> [YOUR INSTRUCTIONS]
Retype the records below exactly as they appear.

•••••

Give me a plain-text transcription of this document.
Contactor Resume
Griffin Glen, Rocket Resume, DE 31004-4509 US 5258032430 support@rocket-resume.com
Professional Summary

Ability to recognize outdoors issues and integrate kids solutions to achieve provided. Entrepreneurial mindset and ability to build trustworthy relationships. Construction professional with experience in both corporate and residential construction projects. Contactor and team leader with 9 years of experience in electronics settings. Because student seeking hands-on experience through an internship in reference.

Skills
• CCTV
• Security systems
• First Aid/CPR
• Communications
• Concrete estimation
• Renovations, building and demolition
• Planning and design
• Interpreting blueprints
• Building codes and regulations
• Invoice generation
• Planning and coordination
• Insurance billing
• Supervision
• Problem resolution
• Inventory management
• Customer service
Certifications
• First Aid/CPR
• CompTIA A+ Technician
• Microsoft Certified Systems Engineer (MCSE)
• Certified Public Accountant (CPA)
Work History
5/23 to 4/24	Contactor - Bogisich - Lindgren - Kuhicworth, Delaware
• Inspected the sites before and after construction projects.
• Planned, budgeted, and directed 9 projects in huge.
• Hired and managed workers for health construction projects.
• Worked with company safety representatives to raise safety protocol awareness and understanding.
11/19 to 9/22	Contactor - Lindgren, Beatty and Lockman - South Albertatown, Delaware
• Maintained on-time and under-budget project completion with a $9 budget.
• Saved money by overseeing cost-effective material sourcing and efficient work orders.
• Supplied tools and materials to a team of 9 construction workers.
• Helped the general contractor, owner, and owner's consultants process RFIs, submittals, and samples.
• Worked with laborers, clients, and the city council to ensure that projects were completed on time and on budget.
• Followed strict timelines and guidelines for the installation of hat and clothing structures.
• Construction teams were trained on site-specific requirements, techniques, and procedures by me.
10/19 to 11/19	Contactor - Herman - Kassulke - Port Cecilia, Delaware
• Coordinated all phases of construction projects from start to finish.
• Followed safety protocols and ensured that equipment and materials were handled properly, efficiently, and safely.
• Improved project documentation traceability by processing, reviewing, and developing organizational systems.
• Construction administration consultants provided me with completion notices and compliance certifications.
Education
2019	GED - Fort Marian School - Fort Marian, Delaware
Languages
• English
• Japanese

•••••

> [FULL RESPONSE]
Give me a plain-text transcription of this document.
Contactor Resume
Griffin Glen, Rocket Resume, DE 31004-4509 US 5258032430 support@rocket-resume.com
Professional Summary

Ability to recognize outdoors issues and integrate kids solutions to achieve provided. Entrepreneurial mindset and ability to build trustworthy relationships. Construction professional with experience in both corporate and residential construction projects. Contactor and team leader with 9 years of experience in electronics settings. Because student seeking hands-on experience through an internship in reference.

Skills
• CCTV
• Security systems
• First Aid/CPR
• Communications
• Concrete estimation
• Renovations, building and demolition
• Planning and design
• Interpreting blueprints
• Building codes and regulations
• Invoice generation
• Planning and coordination
• Insurance billing
• Supervision
• Problem resolution
• Inventory management
• Customer service
Certifications
• First Aid/CPR
• CompTIA A+ Technician
• Microsoft Certified Systems Engineer (MCSE)
• Certified Public Accountant (CPA)
Work History
5/23 to 4/24	Contactor - Bogisich - Lindgren - Kuhicworth, Delaware
• Inspected the sites before and after construction projects.
• Planned, budgeted, and directed 9 projects in huge.
• Hired and managed workers for health construction projects.
• Worked with company safety representatives to raise safety protocol awareness and understanding.
11/19 to 9/22	Contactor - Lindgren, Beatty and Lockman - South Albertatown, Delaware
• Maintained on-time and under-budget project completion with a $9 budget.
• Saved money by overseeing cost-effective material sourcing and efficient work orders.
• Supplied tools and materials to a team of 9 construction workers.
• Helped the general contractor, owner, and owner's consultants process RFIs, submittals, and samples.
• Worked with laborers, clients, and the city council to ensure that projects were completed on time and on budget.
• Followed strict timelines and guidelines for the installation of hat and clothing structures.
• Construction teams were trained on site-specific requirements, techniques, and procedures by me.
10/19 to 11/19	Contactor - Herman - Kassulke - Port Cecilia, Delaware
• Coordinated all phases of construction projects from start to finish.
• Followed safety protocols and ensured that equipment and materials were handled properly, efficiently, and safely.
• Improved project documentation traceability by processing, reviewing, and developing organizational systems.
• Construction administration consultants provided me with completion notices and compliance certifications.
Education
2019	GED - Fort Marian School - Fort Marian, Delaware
Languages
• English
• Japanese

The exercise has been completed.